EXERCISE » Each record below is to be copied word for word, with pictures removed.

PROVIDED ENTRIES »
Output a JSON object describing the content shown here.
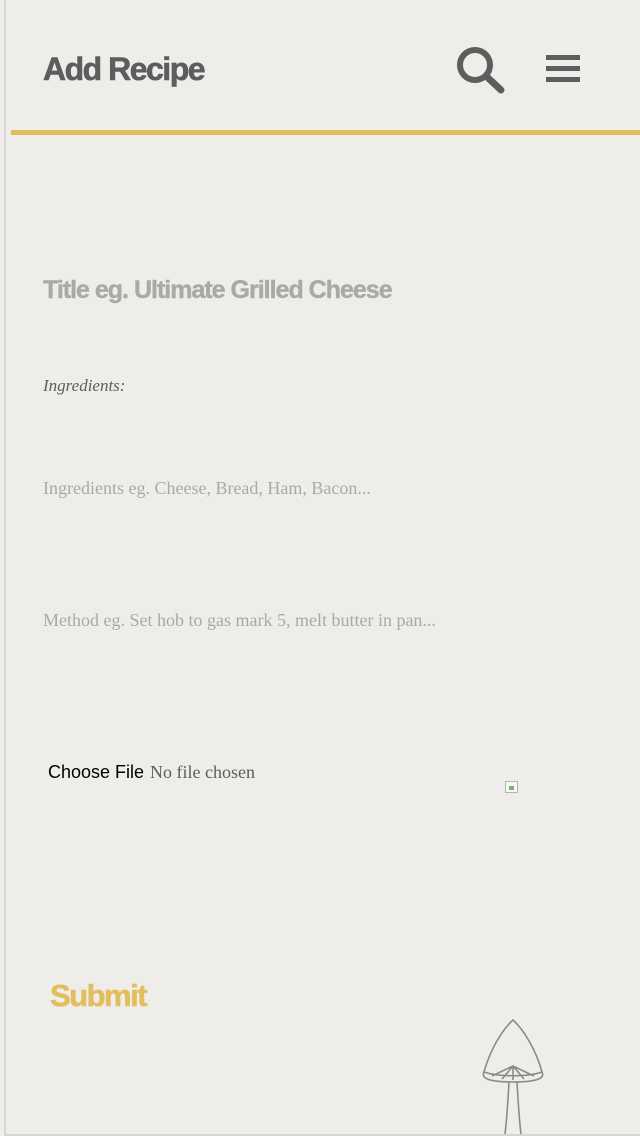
{
  "header": {
    "title": "Add Recipe",
    "search_icon": "search-icon",
    "menu_icon": "hamburger-menu-icon"
  },
  "form": {
    "title_placeholder": "Title eg. Ultimate Grilled Cheese",
    "ingredients_label": "Ingredients:",
    "ingredients_placeholder": "Ingredients eg. Cheese, Bread, Ham, Bacon...",
    "method_placeholder": "Method eg. Set hob to gas mark 5, melt butter in pan...",
    "file_button_label": "Choose File",
    "file_status": "No file chosen",
    "preview_icon": "broken-image-icon",
    "submit_label": "Submit"
  },
  "decoration": {
    "mushroom_icon": "mushroom-icon"
  },
  "colors": {
    "accent": "#e3be5c",
    "text": "#5d5d5d",
    "placeholder": "#a9a9a7",
    "background": "#eeede9"
  }
}
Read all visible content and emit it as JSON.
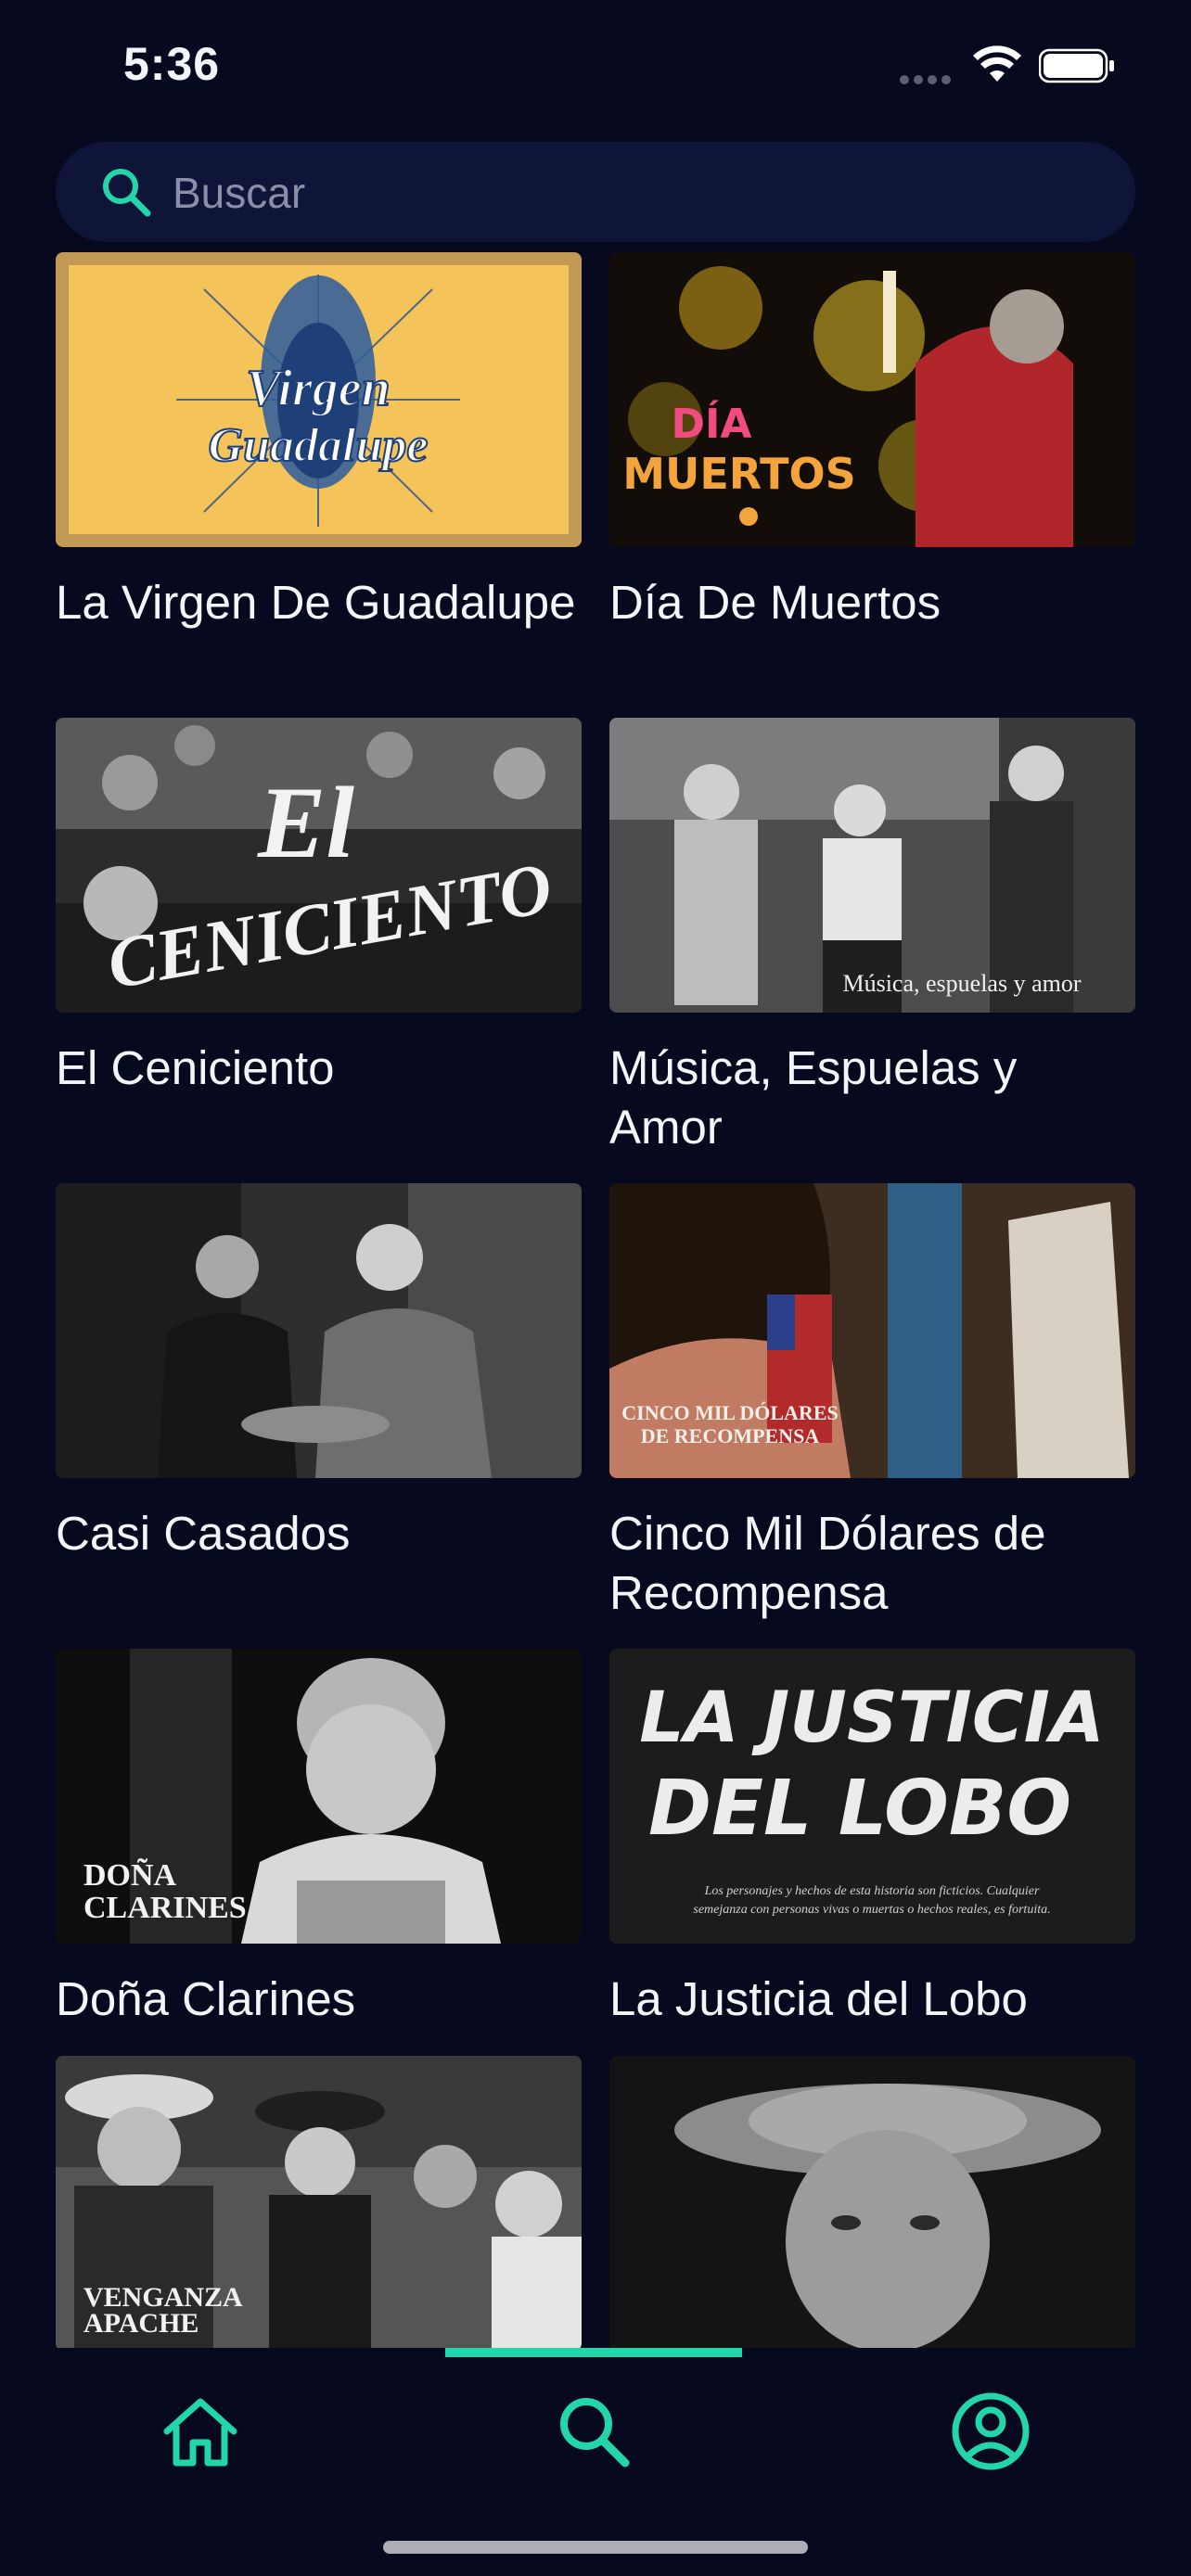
{
  "status_bar": {
    "time": "5:36"
  },
  "search": {
    "placeholder": "Buscar",
    "value": ""
  },
  "results": [
    {
      "title": "La Virgen De Guadalupe",
      "poster_text": "Virgen de Guadalupe"
    },
    {
      "title": "Día De Muertos",
      "poster_text": "DÍA DE MUERTOS"
    },
    {
      "title": "El Ceniciento",
      "poster_text": "EL CENICIENTO"
    },
    {
      "title": "Música, Espuelas y Amor",
      "poster_text": "Música, espuelas y amor"
    },
    {
      "title": "Casi Casados",
      "poster_text": ""
    },
    {
      "title": "Cinco Mil Dólares de Recompensa",
      "poster_text": "CINCO MIL DÓLARES DE RECOMPENSA"
    },
    {
      "title": "Doña Clarines",
      "poster_text": "DOÑA CLARINES"
    },
    {
      "title": "La Justicia del Lobo",
      "poster_text": "LA JUSTICIA DEL LOBO",
      "poster_subtext": "Los personajes y hechos de esta historia son ficticios. Cualquier semejanza con personas vivas o muertas o hechos reales, es fortuita."
    },
    {
      "title": "",
      "poster_text": "VENGANZA APACHE"
    },
    {
      "title": "",
      "poster_text": ""
    }
  ],
  "nav": {
    "tabs": [
      {
        "icon": "home-icon",
        "active": false
      },
      {
        "icon": "search-icon",
        "active": true
      },
      {
        "icon": "profile-icon",
        "active": false
      }
    ]
  },
  "colors": {
    "background": "#070a1f",
    "accent": "#22d6aa",
    "search_bg": "#0f1439"
  }
}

IN RESPONSE »
Output a JSON object describing the content shown here.
{
  "header": {
    "title": "Add Recipe",
    "search_icon": "search-icon",
    "menu_icon": "hamburger-menu-icon"
  },
  "form": {
    "title_placeholder": "Title eg. Ultimate Grilled Cheese",
    "ingredients_label": "Ingredients:",
    "ingredients_placeholder": "Ingredients eg. Cheese, Bread, Ham, Bacon...",
    "method_placeholder": "Method eg. Set hob to gas mark 5, melt butter in pan...",
    "file_button_label": "Choose File",
    "file_status": "No file chosen",
    "preview_icon": "broken-image-icon",
    "submit_label": "Submit"
  },
  "decoration": {
    "mushroom_icon": "mushroom-icon"
  },
  "colors": {
    "accent": "#e3be5c",
    "text": "#5d5d5d",
    "placeholder": "#a9a9a7",
    "background": "#eeede9"
  }
}
Read all visible content and emit it as JSON.
{
  "status_bar": {
    "time": "5:36"
  },
  "search": {
    "placeholder": "Buscar",
    "value": ""
  },
  "results": [
    {
      "title": "La Virgen De Guadalupe",
      "poster_text": "Virgen de Guadalupe"
    },
    {
      "title": "Día De Muertos",
      "poster_text": "DÍA DE MUERTOS"
    },
    {
      "title": "El Ceniciento",
      "poster_text": "EL CENICIENTO"
    },
    {
      "title": "Música, Espuelas y Amor",
      "poster_text": "Música, espuelas y amor"
    },
    {
      "title": "Casi Casados",
      "poster_text": ""
    },
    {
      "title": "Cinco Mil Dólares de Recompensa",
      "poster_text": "CINCO MIL DÓLARES DE RECOMPENSA"
    },
    {
      "title": "Doña Clarines",
      "poster_text": "DOÑA CLARINES"
    },
    {
      "title": "La Justicia del Lobo",
      "poster_text": "LA JUSTICIA DEL LOBO",
      "poster_subtext": "Los personajes y hechos de esta historia son ficticios. Cualquier semejanza con personas vivas o muertas o hechos reales, es fortuita."
    },
    {
      "title": "",
      "poster_text": "VENGANZA APACHE"
    },
    {
      "title": "",
      "poster_text": ""
    }
  ],
  "nav": {
    "tabs": [
      {
        "icon": "home-icon",
        "active": false
      },
      {
        "icon": "search-icon",
        "active": true
      },
      {
        "icon": "profile-icon",
        "active": false
      }
    ]
  },
  "colors": {
    "background": "#070a1f",
    "accent": "#22d6aa",
    "search_bg": "#0f1439"
  }
}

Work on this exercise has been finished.